■ Provided information
— start —

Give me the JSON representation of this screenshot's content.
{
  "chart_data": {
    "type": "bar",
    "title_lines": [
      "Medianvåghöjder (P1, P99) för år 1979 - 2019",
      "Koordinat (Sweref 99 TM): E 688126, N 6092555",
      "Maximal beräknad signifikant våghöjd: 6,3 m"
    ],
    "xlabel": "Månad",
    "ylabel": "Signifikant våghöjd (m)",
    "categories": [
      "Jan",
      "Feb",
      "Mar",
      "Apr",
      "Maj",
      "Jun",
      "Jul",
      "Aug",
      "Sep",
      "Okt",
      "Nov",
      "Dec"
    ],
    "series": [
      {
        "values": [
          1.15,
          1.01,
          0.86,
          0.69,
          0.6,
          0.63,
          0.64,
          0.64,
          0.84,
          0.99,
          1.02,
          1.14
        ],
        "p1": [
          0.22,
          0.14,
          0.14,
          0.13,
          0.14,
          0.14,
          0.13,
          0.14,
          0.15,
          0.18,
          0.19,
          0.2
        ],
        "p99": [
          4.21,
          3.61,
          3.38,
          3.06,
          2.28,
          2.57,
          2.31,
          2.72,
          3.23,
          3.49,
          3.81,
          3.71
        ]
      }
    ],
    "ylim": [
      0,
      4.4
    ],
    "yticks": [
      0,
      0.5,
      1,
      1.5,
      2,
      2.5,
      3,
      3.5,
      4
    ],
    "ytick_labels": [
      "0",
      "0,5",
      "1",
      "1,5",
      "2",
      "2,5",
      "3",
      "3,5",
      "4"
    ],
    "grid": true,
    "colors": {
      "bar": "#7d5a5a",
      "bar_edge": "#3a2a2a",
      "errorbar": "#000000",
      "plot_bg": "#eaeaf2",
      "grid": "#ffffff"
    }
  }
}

— end —

■ Exercise instructions
The records above should be repeated in full, exactly as given.

■ Problem solution
Give me the JSON representation of this screenshot's content.
{
  "chart_data": {
    "type": "bar",
    "title_lines": [
      "Medianvåghöjder (P1, P99) för år 1979 - 2019",
      "Koordinat (Sweref 99 TM): E 688126, N 6092555",
      "Maximal beräknad signifikant våghöjd: 6,3 m"
    ],
    "xlabel": "Månad",
    "ylabel": "Signifikant våghöjd (m)",
    "categories": [
      "Jan",
      "Feb",
      "Mar",
      "Apr",
      "Maj",
      "Jun",
      "Jul",
      "Aug",
      "Sep",
      "Okt",
      "Nov",
      "Dec"
    ],
    "series": [
      {
        "values": [
          1.15,
          1.01,
          0.86,
          0.69,
          0.6,
          0.63,
          0.64,
          0.64,
          0.84,
          0.99,
          1.02,
          1.14
        ],
        "p1": [
          0.22,
          0.14,
          0.14,
          0.13,
          0.14,
          0.14,
          0.13,
          0.14,
          0.15,
          0.18,
          0.19,
          0.2
        ],
        "p99": [
          4.21,
          3.61,
          3.38,
          3.06,
          2.28,
          2.57,
          2.31,
          2.72,
          3.23,
          3.49,
          3.81,
          3.71
        ]
      }
    ],
    "ylim": [
      0,
      4.4
    ],
    "yticks": [
      0,
      0.5,
      1,
      1.5,
      2,
      2.5,
      3,
      3.5,
      4
    ],
    "ytick_labels": [
      "0",
      "0,5",
      "1",
      "1,5",
      "2",
      "2,5",
      "3",
      "3,5",
      "4"
    ],
    "grid": true,
    "colors": {
      "bar": "#7d5a5a",
      "bar_edge": "#3a2a2a",
      "errorbar": "#000000",
      "plot_bg": "#eaeaf2",
      "grid": "#ffffff"
    }
  }
}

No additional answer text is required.